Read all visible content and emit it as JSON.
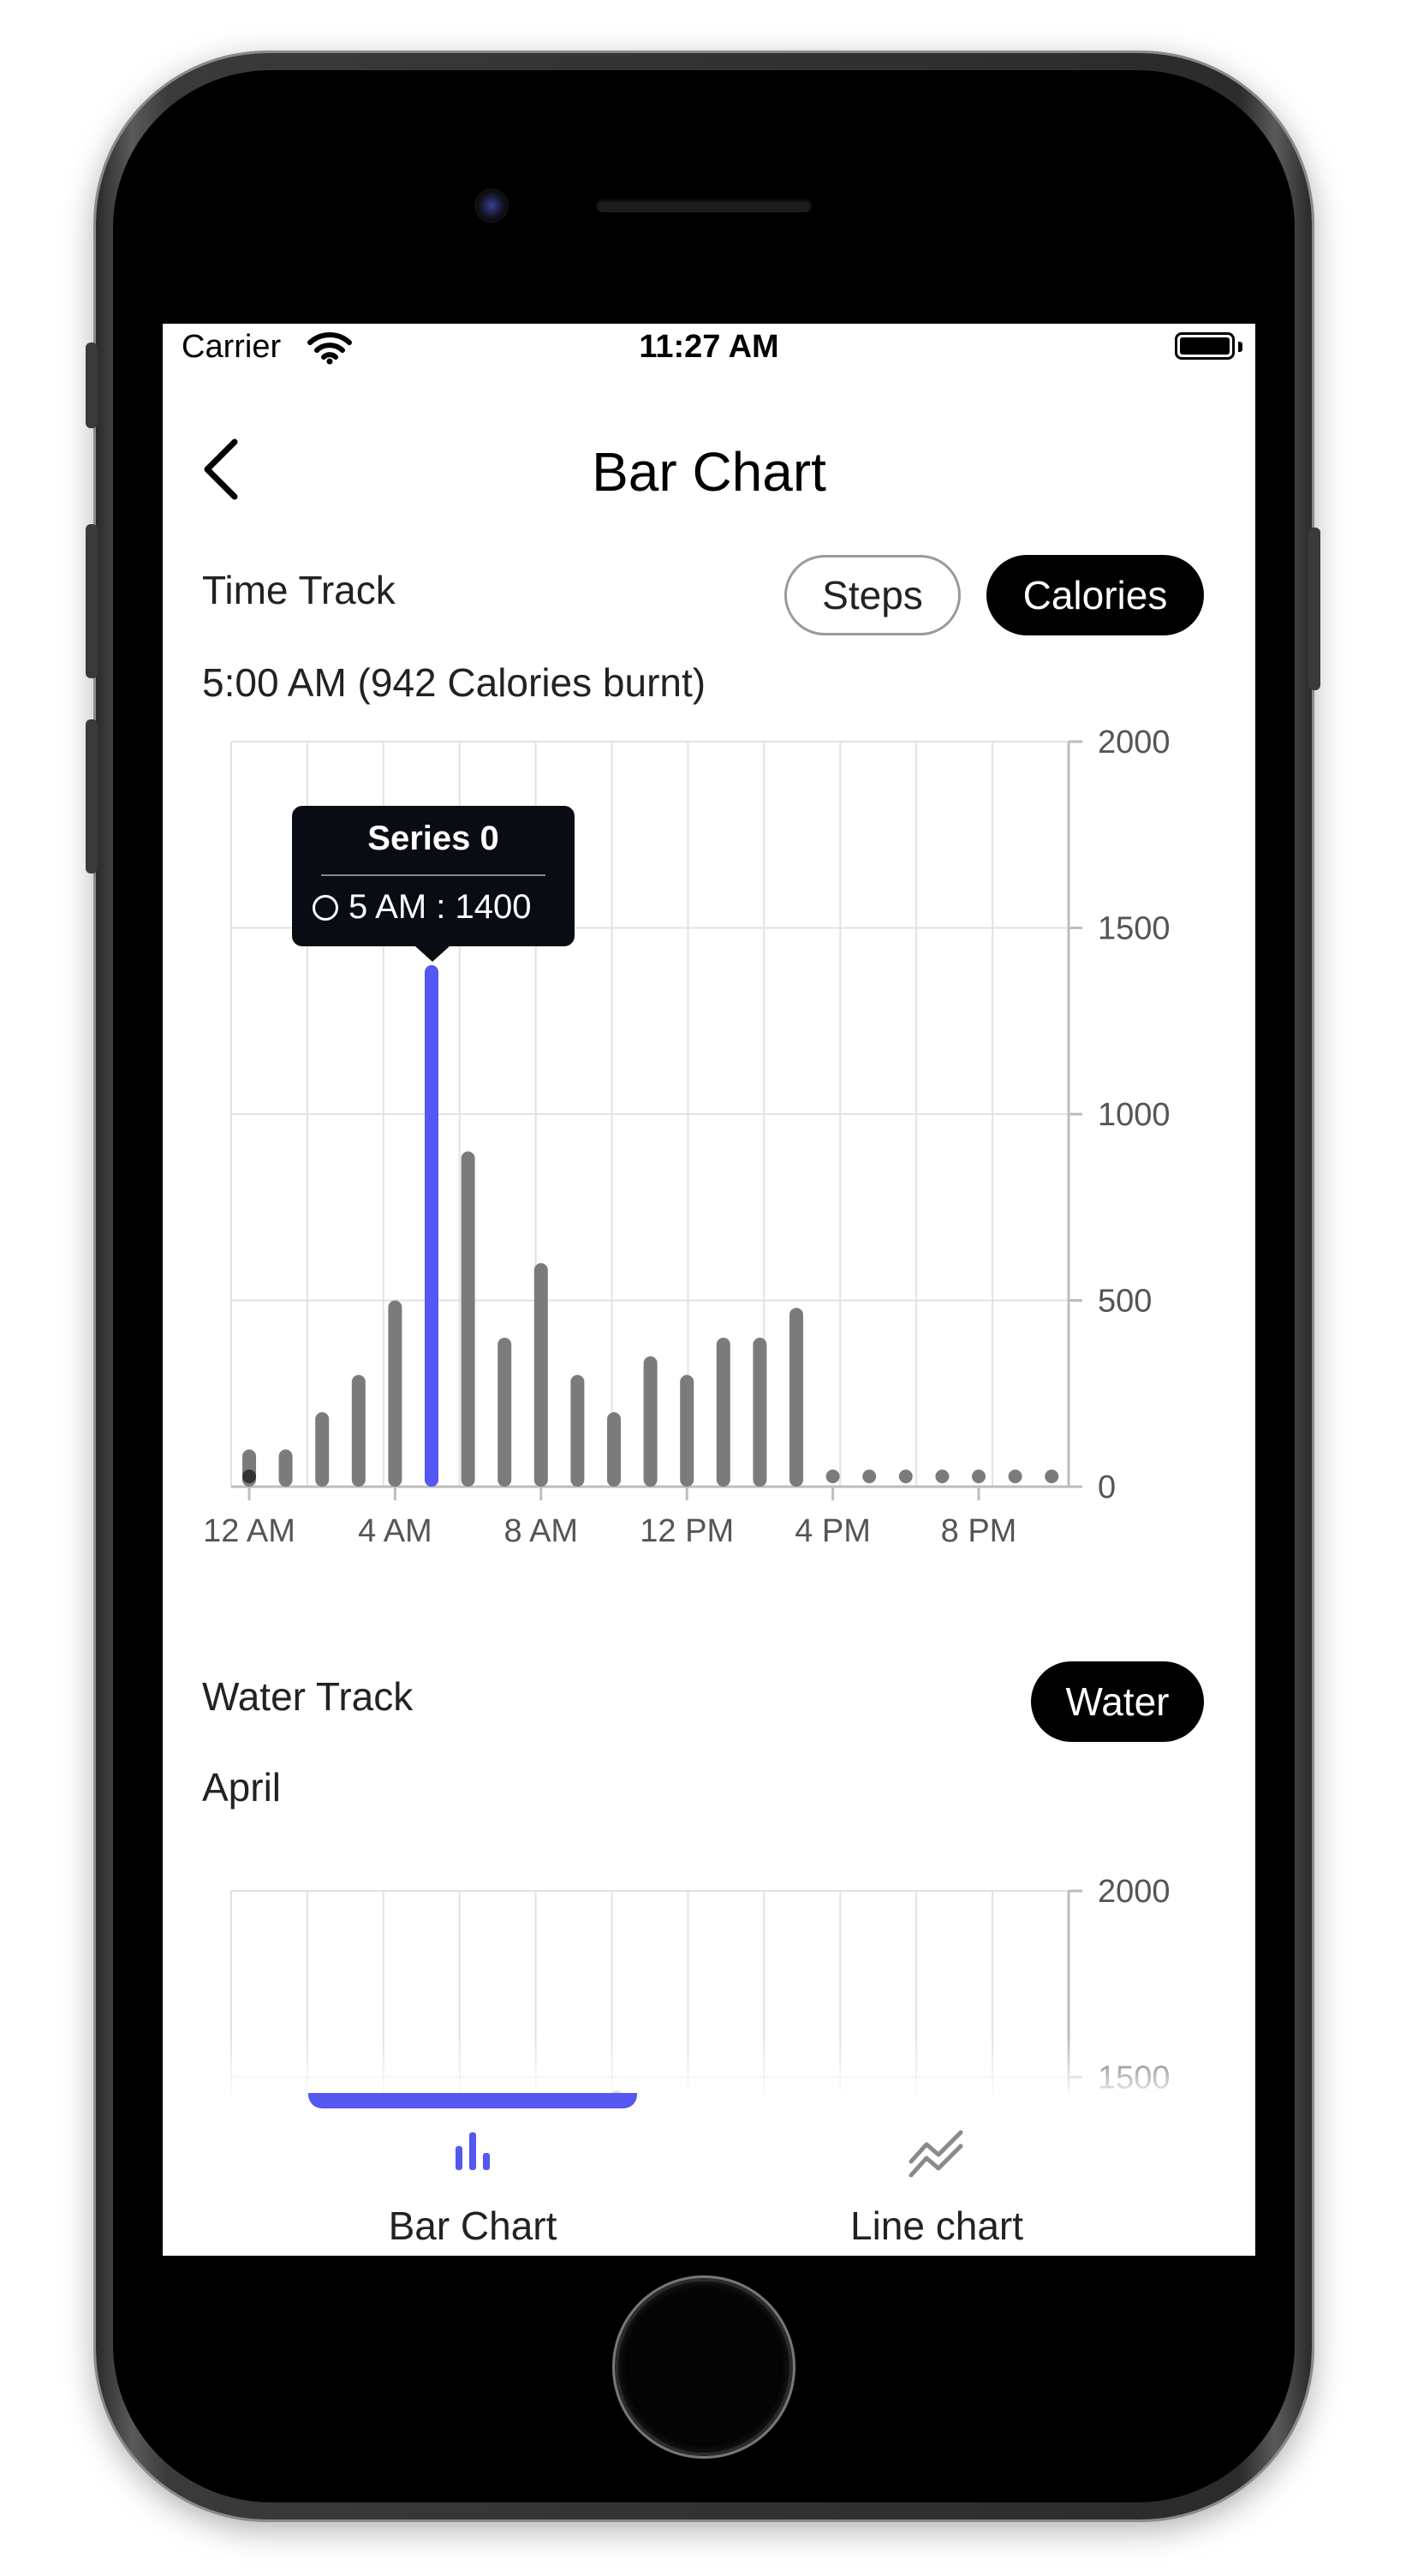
{
  "status_bar": {
    "carrier": "Carrier",
    "time": "11:27 AM"
  },
  "header": {
    "title": "Bar Chart"
  },
  "time_track": {
    "title": "Time Track",
    "toggles": [
      {
        "label": "Steps",
        "selected": false
      },
      {
        "label": "Calories",
        "selected": true
      }
    ],
    "selection_text": "5:00 AM (942 Calories burnt)",
    "tooltip": {
      "title": "Series 0",
      "text": "5 AM : 1400"
    }
  },
  "water_track": {
    "title": "Water Track",
    "toggle_label": "Water",
    "subtitle": "April"
  },
  "bottom_nav": {
    "tabs": [
      {
        "label": "Bar Chart",
        "icon": "bar-chart-icon",
        "active": true
      },
      {
        "label": "Line chart",
        "icon": "line-chart-icon",
        "active": false
      }
    ]
  },
  "colors": {
    "highlight": "#5457f0",
    "bar": "#7b7b7b",
    "chip_active_bg": "#000000"
  },
  "chart_data": [
    {
      "type": "bar",
      "series": [
        {
          "name": "Series 0",
          "values": [
            100,
            100,
            200,
            300,
            500,
            1400,
            900,
            400,
            600,
            300,
            200,
            350,
            300,
            400,
            400,
            480,
            0,
            0,
            0,
            0,
            0,
            0,
            0
          ]
        }
      ],
      "x_ticks": [
        "12 AM",
        "4 AM",
        "8 AM",
        "12 PM",
        "4 PM",
        "8 PM"
      ],
      "y_ticks": [
        "0",
        "500",
        "1000",
        "1500",
        "2000"
      ],
      "ylim": [
        0,
        2000
      ],
      "highlighted_category": "5 AM",
      "highlighted_value": 1400,
      "grid": true,
      "y_axis_side": "right"
    },
    {
      "type": "bar",
      "y_ticks": [
        "1500",
        "2000"
      ],
      "ylim": [
        0,
        2000
      ],
      "grid": true,
      "y_axis_side": "right"
    }
  ]
}
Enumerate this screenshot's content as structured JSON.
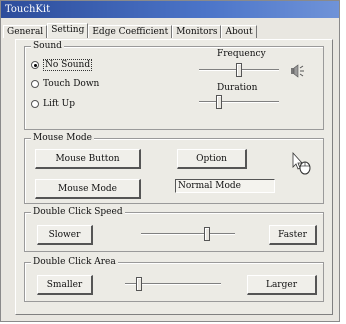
{
  "window": {
    "title": "TouchKit"
  },
  "tabs": [
    "General",
    "Setting",
    "Edge Coefficient",
    "Monitors",
    "About"
  ],
  "active_tab": "Setting",
  "sound": {
    "title": "Sound",
    "options": [
      "No Sound",
      "Touch Down",
      "Lift Up"
    ],
    "selected": "No Sound",
    "frequency_label": "Frequency",
    "frequency_level": 0.5,
    "duration_label": "Duration",
    "duration_level": 0.25,
    "icon": "speaker-icon"
  },
  "mouse_mode": {
    "title": "Mouse Mode",
    "mouse_button_label": "Mouse Button",
    "option_label": "Option",
    "mouse_mode_label": "Mouse Mode",
    "current_mode": "Normal Mode",
    "icon": "mouse-icon"
  },
  "double_click_speed": {
    "title": "Double Click Speed",
    "slower_label": "Slower",
    "faster_label": "Faster",
    "level": 0.7
  },
  "double_click_area": {
    "title": "Double Click Area",
    "smaller_label": "Smaller",
    "larger_label": "Larger",
    "level": 0.15
  }
}
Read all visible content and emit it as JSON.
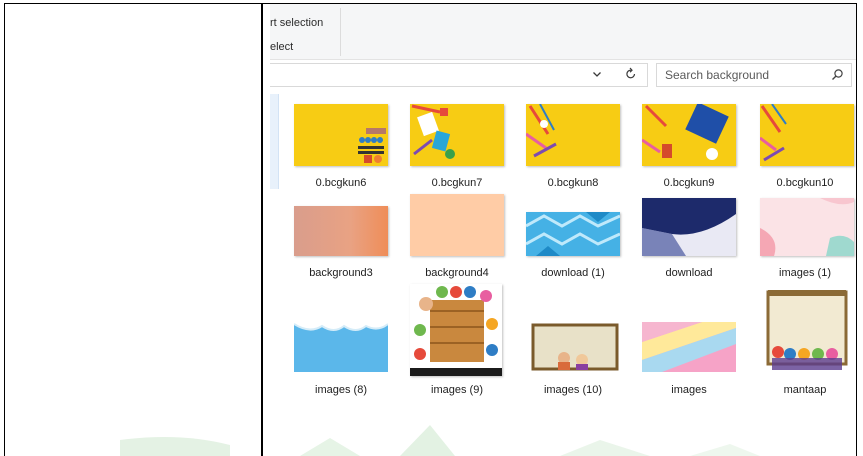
{
  "ribbon": {
    "line1": "rt selection",
    "line2": "elect"
  },
  "address": {
    "dropdown_icon": "chevron-down-icon",
    "refresh_icon": "refresh-icon"
  },
  "search": {
    "placeholder": "Search background",
    "icon": "search-icon"
  },
  "colors": {
    "yellow": "#f7cc14",
    "salmon": "#e99a78",
    "peach": "#ffcca6",
    "sky": "#5bb7ea",
    "navy": "#1d2a6b",
    "pink": "#f8c6cf"
  },
  "files": [
    {
      "name": "0.bcgkun6"
    },
    {
      "name": "0.bcgkun7"
    },
    {
      "name": "0.bcgkun8"
    },
    {
      "name": "0.bcgkun9"
    },
    {
      "name": "0.bcgkun10"
    },
    {
      "name": "background3"
    },
    {
      "name": "background4"
    },
    {
      "name": "download (1)"
    },
    {
      "name": "download"
    },
    {
      "name": "images (1)"
    },
    {
      "name": "images (8)"
    },
    {
      "name": "images (9)"
    },
    {
      "name": "images (10)"
    },
    {
      "name": "images"
    },
    {
      "name": "mantaap"
    }
  ]
}
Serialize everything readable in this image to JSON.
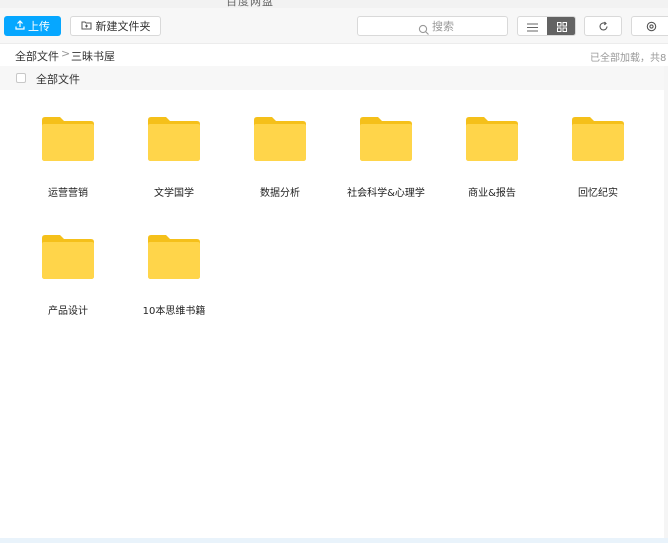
{
  "window": {
    "title": "百度网盘"
  },
  "toolbar": {
    "upload_label": "上传",
    "new_folder_label": "新建文件夹",
    "search": {
      "placeholder": "搜索",
      "value": ""
    }
  },
  "breadcrumb": {
    "root": "全部文件",
    "separator": ">",
    "current": "三昧书屋",
    "status": "已全部加载，共8"
  },
  "select_all": {
    "label": "全部文件"
  },
  "folders": [
    {
      "name": "运营营销"
    },
    {
      "name": "文学国学"
    },
    {
      "name": "数据分析"
    },
    {
      "name": "社会科学&心理学"
    },
    {
      "name": "商业&报告"
    },
    {
      "name": "回忆纪实"
    },
    {
      "name": "产品设计"
    },
    {
      "name": "10本思维书籍"
    }
  ],
  "colors": {
    "accent": "#06a7ff",
    "folder": "#ffd54a",
    "folder_tab": "#f5c01a"
  },
  "icons": {
    "upload": "upload-icon",
    "new_folder": "new-folder-icon",
    "search": "search-icon",
    "list_view": "list-view-icon",
    "grid_view": "grid-view-icon",
    "refresh": "refresh-icon",
    "settings": "settings-icon",
    "folder": "folder-icon"
  }
}
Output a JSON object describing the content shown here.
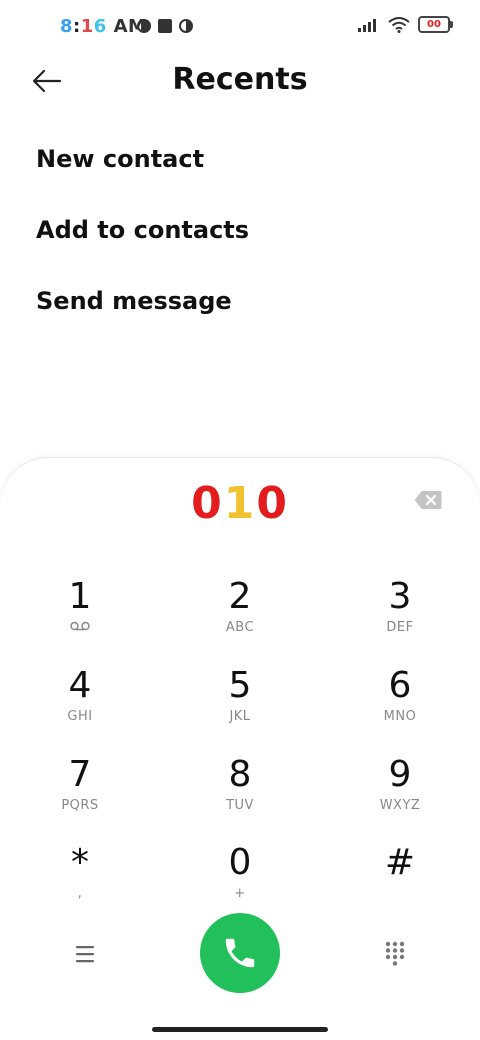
{
  "status_bar": {
    "time_parts": [
      "8",
      ":",
      "1",
      "6"
    ],
    "ampm": "AM",
    "battery_label": "00"
  },
  "header": {
    "title": "Recents"
  },
  "menu": {
    "items": [
      {
        "label": "New contact"
      },
      {
        "label": "Add to contacts"
      },
      {
        "label": "Send message"
      }
    ]
  },
  "dialer": {
    "number_digits": [
      "0",
      "1",
      "0"
    ],
    "keys": [
      {
        "digit": "1",
        "letters": ""
      },
      {
        "digit": "2",
        "letters": "ABC"
      },
      {
        "digit": "3",
        "letters": "DEF"
      },
      {
        "digit": "4",
        "letters": "GHI"
      },
      {
        "digit": "5",
        "letters": "JKL"
      },
      {
        "digit": "6",
        "letters": "MNO"
      },
      {
        "digit": "7",
        "letters": "PQRS"
      },
      {
        "digit": "8",
        "letters": "TUV"
      },
      {
        "digit": "9",
        "letters": "WXYZ"
      },
      {
        "digit": "*",
        "letters": ","
      },
      {
        "digit": "0",
        "letters": "+"
      },
      {
        "digit": "#",
        "letters": ""
      }
    ]
  },
  "colors": {
    "call_button": "#22c05a",
    "digit_red": "#e31d1d",
    "digit_yellow": "#f2c12e"
  }
}
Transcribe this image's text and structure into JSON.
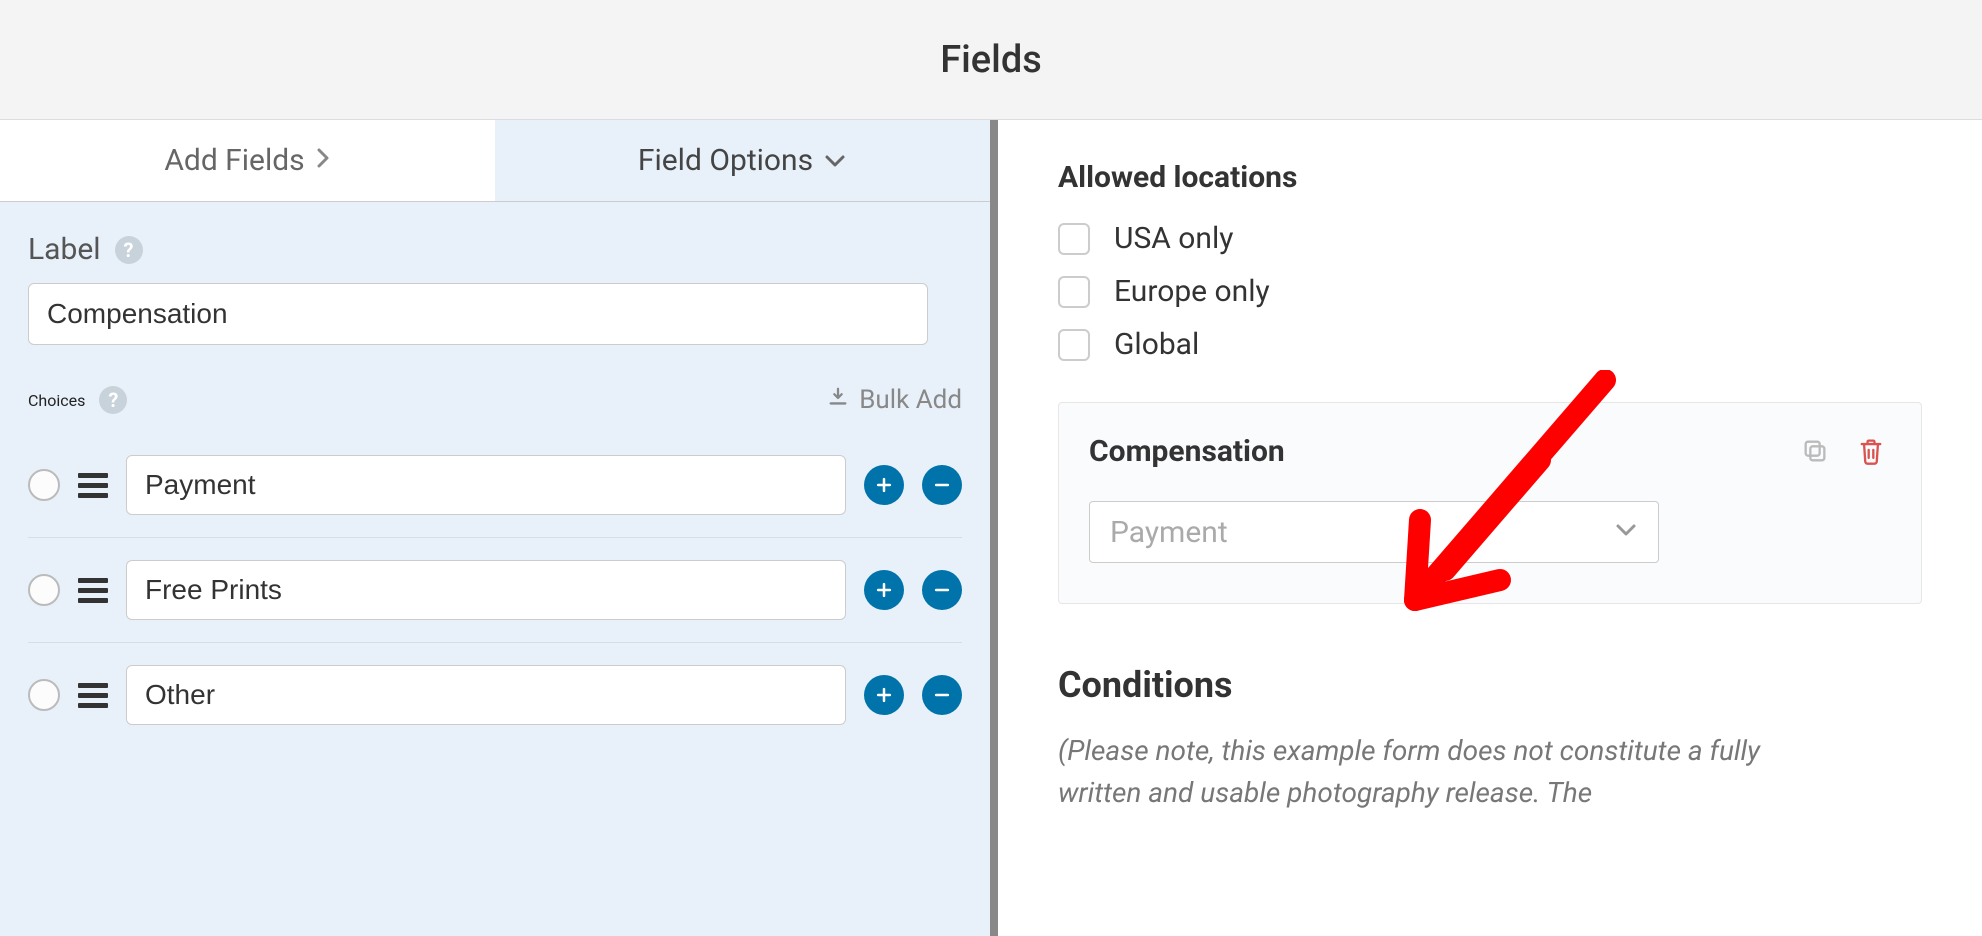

**Set task:**
Each line that holds the word "letters" should be extracted from the records.

**Full response:**
        "letters": ""
        "letters": "ABC"
        "letters": "DEF"
        "letters": "GHI"
        "letters": "JKL"
        "letters": "MNO"
        "letters": "PQRS"
        "letters": "TUV"
        "letters": "WXYZ"
        "letters": ","
        "letters": "+"
        "letters": ""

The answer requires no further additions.